Exercise objective:
All lines in which the word "rearrangement" occurs are to be extracted.

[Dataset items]

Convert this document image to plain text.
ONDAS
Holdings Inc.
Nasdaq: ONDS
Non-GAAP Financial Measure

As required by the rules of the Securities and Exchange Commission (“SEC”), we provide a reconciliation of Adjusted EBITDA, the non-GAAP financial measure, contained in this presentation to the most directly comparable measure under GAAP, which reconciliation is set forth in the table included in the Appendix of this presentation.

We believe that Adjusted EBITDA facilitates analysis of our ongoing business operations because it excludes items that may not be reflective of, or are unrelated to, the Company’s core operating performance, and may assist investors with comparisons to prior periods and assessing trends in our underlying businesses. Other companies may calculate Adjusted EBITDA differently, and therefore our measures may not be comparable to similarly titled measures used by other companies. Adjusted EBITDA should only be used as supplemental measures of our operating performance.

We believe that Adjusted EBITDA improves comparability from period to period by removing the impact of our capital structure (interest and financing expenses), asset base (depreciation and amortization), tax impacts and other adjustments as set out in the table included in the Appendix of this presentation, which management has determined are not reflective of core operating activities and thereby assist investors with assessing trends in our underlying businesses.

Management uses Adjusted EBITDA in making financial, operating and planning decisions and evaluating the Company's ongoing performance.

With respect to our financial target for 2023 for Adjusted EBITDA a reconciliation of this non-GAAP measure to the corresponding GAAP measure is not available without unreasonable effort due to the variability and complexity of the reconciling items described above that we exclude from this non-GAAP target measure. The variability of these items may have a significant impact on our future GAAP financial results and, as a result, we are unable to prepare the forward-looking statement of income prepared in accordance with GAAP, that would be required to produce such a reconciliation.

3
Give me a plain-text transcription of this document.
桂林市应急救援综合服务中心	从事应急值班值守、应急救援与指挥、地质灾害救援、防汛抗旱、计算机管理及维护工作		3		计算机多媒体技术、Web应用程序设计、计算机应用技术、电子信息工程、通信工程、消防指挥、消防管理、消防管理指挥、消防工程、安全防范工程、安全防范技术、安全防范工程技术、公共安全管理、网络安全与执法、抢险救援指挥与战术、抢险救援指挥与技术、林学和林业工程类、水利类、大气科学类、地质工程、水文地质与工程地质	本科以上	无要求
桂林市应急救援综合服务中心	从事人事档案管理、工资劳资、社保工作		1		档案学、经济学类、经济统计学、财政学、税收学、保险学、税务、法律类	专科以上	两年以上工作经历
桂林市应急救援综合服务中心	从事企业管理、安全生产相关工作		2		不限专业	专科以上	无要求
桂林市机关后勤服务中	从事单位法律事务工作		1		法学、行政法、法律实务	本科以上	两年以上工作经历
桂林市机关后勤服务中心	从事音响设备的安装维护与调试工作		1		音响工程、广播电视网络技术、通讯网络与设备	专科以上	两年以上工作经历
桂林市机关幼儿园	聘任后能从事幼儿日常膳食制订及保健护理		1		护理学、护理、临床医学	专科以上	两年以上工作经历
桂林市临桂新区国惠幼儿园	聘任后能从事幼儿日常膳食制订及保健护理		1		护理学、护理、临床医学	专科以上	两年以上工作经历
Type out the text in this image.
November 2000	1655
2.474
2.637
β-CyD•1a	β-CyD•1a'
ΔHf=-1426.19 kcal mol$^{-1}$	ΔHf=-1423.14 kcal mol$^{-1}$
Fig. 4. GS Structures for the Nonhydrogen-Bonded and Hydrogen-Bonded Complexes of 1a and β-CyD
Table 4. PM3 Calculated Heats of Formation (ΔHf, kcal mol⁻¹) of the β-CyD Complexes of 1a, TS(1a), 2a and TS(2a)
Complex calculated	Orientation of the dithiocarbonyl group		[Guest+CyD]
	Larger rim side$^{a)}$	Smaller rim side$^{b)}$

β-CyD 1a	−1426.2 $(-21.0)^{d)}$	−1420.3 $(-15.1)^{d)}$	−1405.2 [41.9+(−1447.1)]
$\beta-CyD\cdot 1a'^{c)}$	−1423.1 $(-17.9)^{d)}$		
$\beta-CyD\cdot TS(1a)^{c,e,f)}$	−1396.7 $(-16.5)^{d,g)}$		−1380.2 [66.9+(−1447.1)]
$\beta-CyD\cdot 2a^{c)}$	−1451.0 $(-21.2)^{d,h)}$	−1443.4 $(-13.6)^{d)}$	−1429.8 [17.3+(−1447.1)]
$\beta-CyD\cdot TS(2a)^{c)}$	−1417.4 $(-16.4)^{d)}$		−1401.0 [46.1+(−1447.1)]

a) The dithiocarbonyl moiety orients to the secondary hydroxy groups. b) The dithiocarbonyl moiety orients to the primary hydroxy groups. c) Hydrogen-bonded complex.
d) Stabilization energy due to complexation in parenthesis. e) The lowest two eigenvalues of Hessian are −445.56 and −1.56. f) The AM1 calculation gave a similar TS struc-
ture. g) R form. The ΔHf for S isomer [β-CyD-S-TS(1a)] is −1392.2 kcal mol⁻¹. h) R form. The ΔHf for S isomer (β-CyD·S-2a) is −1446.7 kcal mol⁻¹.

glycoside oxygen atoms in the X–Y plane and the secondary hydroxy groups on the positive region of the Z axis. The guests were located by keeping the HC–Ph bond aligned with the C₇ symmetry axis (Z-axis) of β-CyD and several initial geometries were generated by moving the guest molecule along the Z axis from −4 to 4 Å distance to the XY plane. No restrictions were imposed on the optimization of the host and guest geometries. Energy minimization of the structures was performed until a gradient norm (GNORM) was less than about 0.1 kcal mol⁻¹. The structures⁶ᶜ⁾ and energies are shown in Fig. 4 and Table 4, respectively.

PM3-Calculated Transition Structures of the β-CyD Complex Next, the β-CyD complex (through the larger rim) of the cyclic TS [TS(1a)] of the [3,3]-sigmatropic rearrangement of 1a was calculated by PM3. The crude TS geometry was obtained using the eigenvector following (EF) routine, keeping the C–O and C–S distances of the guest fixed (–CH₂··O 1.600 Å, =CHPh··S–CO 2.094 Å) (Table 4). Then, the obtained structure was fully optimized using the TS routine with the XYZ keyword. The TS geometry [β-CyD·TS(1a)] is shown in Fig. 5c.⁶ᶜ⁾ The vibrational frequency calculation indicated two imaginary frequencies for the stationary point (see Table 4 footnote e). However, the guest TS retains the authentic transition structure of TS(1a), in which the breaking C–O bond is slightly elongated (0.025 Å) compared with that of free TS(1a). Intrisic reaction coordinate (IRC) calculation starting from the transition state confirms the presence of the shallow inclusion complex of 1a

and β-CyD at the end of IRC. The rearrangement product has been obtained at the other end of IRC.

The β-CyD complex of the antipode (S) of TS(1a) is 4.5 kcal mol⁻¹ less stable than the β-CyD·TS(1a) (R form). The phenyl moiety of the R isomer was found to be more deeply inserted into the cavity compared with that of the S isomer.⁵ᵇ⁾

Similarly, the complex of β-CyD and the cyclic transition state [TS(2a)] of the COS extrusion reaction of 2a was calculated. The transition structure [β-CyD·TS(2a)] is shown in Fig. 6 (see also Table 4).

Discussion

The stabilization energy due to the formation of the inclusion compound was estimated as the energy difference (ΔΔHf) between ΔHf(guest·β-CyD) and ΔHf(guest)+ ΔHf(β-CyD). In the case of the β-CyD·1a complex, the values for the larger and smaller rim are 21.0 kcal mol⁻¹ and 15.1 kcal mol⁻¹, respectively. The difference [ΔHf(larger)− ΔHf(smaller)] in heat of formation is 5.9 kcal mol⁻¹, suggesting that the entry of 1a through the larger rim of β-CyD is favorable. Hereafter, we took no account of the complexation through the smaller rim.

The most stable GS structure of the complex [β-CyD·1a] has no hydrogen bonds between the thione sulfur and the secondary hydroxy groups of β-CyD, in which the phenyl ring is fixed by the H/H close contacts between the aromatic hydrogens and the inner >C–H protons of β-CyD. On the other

Finished exercise:
PM3-Calculated Transition Structures of the β-CyD Complex Next, the β-CyD complex (through the larger rim) of the cyclic TS [TS(1a)] of the [3,3]-sigmatropic rearrangement of 1a was calculated by PM3. The crude TS geometry was obtained using the eigenvector following (EF) routine, keeping the C–O and C–S distances of the guest fixed (–CH₂··O 1.600 Å, =CHPh··S–CO 2.094 Å) (Table 4). Then, the obtained structure was fully optimized using the TS routine with the XYZ keyword. The TS geometry [β-CyD·TS(1a)] is shown in Fig. 5c.⁶ᶜ⁾ The vibrational frequency calculation indicated two imaginary frequencies for the stationary point (see Table 4 footnote e). However, the guest TS retains the authentic transition structure of TS(1a), in which the breaking C–O bond is slightly elongated (0.025 Å) compared with that of free TS(1a). Intrisic reaction coordinate (IRC) calculation starting from the transition state confirms the presence of the shallow inclusion complex of 1a
and β-CyD at the end of IRC. The rearrangement product has been obtained at the other end of IRC.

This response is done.